*DIRECTIONS FOR THIS TASK:* Go through the data below and gather each line containing "CORRELATION".

*DATA PROVIDED:*
----
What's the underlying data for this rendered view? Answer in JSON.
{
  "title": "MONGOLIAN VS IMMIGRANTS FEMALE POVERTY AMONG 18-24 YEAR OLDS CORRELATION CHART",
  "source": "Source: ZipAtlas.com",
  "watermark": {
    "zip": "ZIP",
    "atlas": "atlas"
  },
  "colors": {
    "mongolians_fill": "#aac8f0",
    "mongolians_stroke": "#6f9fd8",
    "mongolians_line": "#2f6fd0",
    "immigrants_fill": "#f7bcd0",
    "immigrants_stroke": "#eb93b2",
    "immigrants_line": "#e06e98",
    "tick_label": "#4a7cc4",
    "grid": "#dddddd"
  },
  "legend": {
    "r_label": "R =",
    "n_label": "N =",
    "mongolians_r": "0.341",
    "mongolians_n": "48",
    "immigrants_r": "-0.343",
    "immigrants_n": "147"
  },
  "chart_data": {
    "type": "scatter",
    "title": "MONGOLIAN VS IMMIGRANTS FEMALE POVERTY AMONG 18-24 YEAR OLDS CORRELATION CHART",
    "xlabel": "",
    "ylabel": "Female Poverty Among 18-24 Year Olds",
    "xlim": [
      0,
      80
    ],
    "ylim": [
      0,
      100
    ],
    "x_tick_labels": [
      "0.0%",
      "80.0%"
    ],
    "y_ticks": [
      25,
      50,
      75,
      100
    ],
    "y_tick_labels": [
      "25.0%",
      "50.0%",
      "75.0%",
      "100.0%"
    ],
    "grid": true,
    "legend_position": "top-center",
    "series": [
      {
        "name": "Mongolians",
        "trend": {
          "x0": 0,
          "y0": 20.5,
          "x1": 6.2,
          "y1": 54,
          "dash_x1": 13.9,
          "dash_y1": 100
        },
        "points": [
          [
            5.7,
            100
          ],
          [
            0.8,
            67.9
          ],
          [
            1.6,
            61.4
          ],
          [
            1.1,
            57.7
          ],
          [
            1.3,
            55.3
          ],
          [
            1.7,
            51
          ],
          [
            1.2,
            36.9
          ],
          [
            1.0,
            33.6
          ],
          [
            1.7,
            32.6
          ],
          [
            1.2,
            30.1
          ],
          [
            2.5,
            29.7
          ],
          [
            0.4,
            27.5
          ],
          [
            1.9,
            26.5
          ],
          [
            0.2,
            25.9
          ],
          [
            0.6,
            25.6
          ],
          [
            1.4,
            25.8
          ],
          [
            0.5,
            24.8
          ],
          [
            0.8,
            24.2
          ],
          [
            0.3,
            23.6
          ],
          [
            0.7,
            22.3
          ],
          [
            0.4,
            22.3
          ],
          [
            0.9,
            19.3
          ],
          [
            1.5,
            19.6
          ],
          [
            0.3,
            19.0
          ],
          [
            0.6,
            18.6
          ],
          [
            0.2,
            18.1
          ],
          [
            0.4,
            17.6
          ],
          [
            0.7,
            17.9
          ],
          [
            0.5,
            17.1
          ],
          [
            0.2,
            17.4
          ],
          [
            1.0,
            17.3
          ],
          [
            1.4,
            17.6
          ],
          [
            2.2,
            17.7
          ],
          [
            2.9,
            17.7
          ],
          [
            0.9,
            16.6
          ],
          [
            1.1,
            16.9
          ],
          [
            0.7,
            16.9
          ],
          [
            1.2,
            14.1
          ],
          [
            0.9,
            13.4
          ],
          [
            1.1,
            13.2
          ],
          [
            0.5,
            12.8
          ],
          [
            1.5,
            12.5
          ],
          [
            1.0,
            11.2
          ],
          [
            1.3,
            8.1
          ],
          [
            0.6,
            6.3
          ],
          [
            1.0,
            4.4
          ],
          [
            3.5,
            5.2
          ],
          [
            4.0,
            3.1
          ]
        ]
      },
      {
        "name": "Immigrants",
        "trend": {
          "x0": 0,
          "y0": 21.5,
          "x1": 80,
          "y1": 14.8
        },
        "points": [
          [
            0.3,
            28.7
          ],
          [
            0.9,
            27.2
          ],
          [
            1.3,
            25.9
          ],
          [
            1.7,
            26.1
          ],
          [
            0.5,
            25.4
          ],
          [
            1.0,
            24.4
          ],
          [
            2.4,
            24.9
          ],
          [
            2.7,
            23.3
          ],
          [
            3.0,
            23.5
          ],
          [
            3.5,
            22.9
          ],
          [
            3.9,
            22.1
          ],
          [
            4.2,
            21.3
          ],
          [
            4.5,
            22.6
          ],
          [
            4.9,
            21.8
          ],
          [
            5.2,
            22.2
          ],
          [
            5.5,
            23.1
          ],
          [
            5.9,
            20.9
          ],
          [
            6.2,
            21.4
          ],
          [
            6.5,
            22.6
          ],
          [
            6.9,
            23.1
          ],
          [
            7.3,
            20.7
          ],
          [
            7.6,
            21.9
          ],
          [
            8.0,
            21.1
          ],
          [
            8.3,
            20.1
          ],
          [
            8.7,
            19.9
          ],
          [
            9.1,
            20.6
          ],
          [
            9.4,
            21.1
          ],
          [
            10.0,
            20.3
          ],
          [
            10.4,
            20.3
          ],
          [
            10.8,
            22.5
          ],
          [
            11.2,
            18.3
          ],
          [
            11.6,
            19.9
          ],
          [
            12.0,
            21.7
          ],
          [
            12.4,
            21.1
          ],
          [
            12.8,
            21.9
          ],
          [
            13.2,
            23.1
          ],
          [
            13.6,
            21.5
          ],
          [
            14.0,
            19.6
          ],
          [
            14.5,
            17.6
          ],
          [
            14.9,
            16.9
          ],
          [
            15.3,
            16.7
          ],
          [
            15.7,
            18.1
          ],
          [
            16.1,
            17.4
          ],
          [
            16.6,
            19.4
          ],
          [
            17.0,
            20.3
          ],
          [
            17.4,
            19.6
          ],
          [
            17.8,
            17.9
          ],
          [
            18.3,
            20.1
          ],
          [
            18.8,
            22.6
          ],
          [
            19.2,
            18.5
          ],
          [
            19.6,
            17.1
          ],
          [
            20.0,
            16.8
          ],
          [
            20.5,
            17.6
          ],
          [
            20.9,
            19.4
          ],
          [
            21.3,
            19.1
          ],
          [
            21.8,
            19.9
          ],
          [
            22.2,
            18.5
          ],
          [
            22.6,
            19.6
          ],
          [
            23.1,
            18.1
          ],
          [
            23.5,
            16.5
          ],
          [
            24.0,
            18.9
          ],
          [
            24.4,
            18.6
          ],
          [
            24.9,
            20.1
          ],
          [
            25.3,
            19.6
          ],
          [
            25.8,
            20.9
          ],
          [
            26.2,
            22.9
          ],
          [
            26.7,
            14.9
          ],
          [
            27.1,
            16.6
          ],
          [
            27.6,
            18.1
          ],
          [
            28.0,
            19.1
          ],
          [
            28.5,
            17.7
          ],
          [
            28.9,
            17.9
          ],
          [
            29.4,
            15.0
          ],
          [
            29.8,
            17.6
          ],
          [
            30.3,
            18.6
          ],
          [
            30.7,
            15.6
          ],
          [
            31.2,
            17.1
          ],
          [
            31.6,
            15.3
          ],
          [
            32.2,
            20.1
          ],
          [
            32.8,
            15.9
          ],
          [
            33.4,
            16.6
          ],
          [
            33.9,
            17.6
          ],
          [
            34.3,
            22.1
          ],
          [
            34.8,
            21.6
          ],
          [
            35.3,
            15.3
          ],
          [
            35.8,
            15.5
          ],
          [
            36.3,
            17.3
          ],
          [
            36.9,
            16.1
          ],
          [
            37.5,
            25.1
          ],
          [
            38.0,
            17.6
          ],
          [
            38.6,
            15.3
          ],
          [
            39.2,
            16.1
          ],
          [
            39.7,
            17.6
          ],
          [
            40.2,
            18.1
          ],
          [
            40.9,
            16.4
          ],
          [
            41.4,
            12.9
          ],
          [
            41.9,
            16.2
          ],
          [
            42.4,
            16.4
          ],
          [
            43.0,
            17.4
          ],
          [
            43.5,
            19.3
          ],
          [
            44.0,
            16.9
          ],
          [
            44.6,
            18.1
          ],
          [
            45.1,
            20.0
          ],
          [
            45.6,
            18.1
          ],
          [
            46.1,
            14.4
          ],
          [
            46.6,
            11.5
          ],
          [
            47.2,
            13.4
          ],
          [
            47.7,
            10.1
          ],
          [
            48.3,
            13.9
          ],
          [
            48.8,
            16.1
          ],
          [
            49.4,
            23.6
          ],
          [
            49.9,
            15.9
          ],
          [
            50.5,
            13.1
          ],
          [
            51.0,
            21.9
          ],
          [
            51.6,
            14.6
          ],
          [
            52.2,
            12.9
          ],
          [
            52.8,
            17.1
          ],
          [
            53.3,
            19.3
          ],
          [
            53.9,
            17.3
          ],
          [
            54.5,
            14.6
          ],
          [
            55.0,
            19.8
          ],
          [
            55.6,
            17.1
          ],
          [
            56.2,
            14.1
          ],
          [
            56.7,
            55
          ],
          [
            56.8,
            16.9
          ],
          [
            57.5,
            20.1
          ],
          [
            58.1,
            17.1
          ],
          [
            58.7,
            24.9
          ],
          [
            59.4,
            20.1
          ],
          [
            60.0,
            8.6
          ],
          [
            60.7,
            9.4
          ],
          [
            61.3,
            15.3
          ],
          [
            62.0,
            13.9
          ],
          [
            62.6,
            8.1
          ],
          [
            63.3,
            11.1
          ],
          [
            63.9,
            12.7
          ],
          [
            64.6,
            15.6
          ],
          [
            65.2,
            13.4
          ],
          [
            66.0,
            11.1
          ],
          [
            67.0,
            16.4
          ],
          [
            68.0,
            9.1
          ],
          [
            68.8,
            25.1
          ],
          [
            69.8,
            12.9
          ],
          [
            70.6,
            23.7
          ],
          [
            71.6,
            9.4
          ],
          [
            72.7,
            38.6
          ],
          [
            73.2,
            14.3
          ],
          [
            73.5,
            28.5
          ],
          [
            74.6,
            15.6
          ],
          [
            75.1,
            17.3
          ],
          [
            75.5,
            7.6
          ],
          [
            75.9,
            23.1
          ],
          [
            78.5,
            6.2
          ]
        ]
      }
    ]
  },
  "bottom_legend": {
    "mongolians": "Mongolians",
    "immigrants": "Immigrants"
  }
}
----
*EXERCISE ANSWER:*
  "title": "MONGOLIAN VS IMMIGRANTS FEMALE POVERTY AMONG 18-24 YEAR OLDS CORRELATION CHART",
    "title": "MONGOLIAN VS IMMIGRANTS FEMALE POVERTY AMONG 18-24 YEAR OLDS CORRELATION CHART",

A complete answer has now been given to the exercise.